- _GOAL OF THE EXERCISE_:
Omit the pictures, then write out every entry exactly as it reads.

───

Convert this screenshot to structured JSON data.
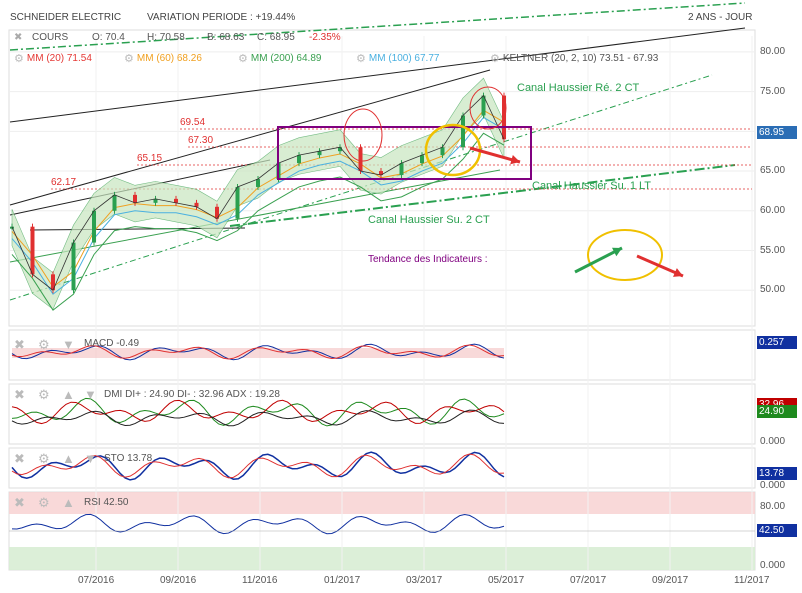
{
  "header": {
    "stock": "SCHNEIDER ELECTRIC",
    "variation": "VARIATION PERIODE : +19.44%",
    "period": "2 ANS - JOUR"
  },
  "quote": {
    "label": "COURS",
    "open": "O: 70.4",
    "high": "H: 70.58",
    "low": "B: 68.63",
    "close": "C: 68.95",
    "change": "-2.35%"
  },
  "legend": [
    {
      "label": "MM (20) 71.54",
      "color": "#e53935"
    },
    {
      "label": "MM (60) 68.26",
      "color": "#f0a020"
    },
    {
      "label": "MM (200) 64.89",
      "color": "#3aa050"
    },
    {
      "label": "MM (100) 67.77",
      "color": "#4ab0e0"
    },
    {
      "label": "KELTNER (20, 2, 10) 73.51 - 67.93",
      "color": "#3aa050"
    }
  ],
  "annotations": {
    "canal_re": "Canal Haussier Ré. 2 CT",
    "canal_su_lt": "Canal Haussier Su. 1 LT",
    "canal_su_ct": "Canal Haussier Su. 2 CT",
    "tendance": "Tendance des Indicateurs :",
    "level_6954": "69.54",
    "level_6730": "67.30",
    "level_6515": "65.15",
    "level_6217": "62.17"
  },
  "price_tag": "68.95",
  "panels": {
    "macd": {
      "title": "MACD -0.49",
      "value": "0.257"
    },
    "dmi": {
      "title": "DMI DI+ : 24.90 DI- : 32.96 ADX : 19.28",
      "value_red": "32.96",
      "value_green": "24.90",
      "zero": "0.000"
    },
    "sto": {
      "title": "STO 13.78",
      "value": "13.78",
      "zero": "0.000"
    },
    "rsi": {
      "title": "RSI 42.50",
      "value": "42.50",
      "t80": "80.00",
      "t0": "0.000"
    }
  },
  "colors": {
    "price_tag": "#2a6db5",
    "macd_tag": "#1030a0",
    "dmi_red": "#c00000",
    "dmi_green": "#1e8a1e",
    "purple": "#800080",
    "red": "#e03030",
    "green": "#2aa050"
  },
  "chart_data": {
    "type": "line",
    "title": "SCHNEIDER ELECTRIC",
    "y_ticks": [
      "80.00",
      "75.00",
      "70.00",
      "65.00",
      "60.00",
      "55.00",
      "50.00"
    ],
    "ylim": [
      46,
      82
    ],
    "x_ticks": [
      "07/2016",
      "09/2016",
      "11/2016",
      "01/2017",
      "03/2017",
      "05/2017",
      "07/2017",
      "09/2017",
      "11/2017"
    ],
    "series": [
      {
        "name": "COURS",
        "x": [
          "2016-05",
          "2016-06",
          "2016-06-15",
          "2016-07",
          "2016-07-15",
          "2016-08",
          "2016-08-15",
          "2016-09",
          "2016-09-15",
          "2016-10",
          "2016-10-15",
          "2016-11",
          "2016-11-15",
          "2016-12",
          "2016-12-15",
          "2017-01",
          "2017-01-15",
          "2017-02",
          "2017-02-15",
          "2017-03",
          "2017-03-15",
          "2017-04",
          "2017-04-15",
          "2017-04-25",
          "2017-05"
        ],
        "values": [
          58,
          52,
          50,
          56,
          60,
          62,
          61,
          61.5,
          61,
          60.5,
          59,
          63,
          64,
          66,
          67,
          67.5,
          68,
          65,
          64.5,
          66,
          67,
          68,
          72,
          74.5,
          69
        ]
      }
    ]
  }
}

───

- _SOLUTION FOR THIS EXERCISE_:
Convert this screenshot to structured JSON data.
{
  "header": {
    "stock": "SCHNEIDER ELECTRIC",
    "variation": "VARIATION PERIODE : +19.44%",
    "period": "2 ANS - JOUR"
  },
  "quote": {
    "label": "COURS",
    "open": "O: 70.4",
    "high": "H: 70.58",
    "low": "B: 68.63",
    "close": "C: 68.95",
    "change": "-2.35%"
  },
  "legend": [
    {
      "label": "MM (20) 71.54",
      "color": "#e53935"
    },
    {
      "label": "MM (60) 68.26",
      "color": "#f0a020"
    },
    {
      "label": "MM (200) 64.89",
      "color": "#3aa050"
    },
    {
      "label": "MM (100) 67.77",
      "color": "#4ab0e0"
    },
    {
      "label": "KELTNER (20, 2, 10) 73.51 - 67.93",
      "color": "#3aa050"
    }
  ],
  "annotations": {
    "canal_re": "Canal Haussier Ré. 2 CT",
    "canal_su_lt": "Canal Haussier Su. 1 LT",
    "canal_su_ct": "Canal Haussier Su. 2 CT",
    "tendance": "Tendance des Indicateurs :",
    "level_6954": "69.54",
    "level_6730": "67.30",
    "level_6515": "65.15",
    "level_6217": "62.17"
  },
  "price_tag": "68.95",
  "panels": {
    "macd": {
      "title": "MACD -0.49",
      "value": "0.257"
    },
    "dmi": {
      "title": "DMI DI+ : 24.90 DI- : 32.96 ADX : 19.28",
      "value_red": "32.96",
      "value_green": "24.90",
      "zero": "0.000"
    },
    "sto": {
      "title": "STO 13.78",
      "value": "13.78",
      "zero": "0.000"
    },
    "rsi": {
      "title": "RSI 42.50",
      "value": "42.50",
      "t80": "80.00",
      "t0": "0.000"
    }
  },
  "colors": {
    "price_tag": "#2a6db5",
    "macd_tag": "#1030a0",
    "dmi_red": "#c00000",
    "dmi_green": "#1e8a1e",
    "purple": "#800080",
    "red": "#e03030",
    "green": "#2aa050"
  },
  "chart_data": {
    "type": "line",
    "title": "SCHNEIDER ELECTRIC",
    "y_ticks": [
      "80.00",
      "75.00",
      "70.00",
      "65.00",
      "60.00",
      "55.00",
      "50.00"
    ],
    "ylim": [
      46,
      82
    ],
    "x_ticks": [
      "07/2016",
      "09/2016",
      "11/2016",
      "01/2017",
      "03/2017",
      "05/2017",
      "07/2017",
      "09/2017",
      "11/2017"
    ],
    "series": [
      {
        "name": "COURS",
        "x": [
          "2016-05",
          "2016-06",
          "2016-06-15",
          "2016-07",
          "2016-07-15",
          "2016-08",
          "2016-08-15",
          "2016-09",
          "2016-09-15",
          "2016-10",
          "2016-10-15",
          "2016-11",
          "2016-11-15",
          "2016-12",
          "2016-12-15",
          "2017-01",
          "2017-01-15",
          "2017-02",
          "2017-02-15",
          "2017-03",
          "2017-03-15",
          "2017-04",
          "2017-04-15",
          "2017-04-25",
          "2017-05"
        ],
        "values": [
          58,
          52,
          50,
          56,
          60,
          62,
          61,
          61.5,
          61,
          60.5,
          59,
          63,
          64,
          66,
          67,
          67.5,
          68,
          65,
          64.5,
          66,
          67,
          68,
          72,
          74.5,
          69
        ]
      }
    ]
  }
}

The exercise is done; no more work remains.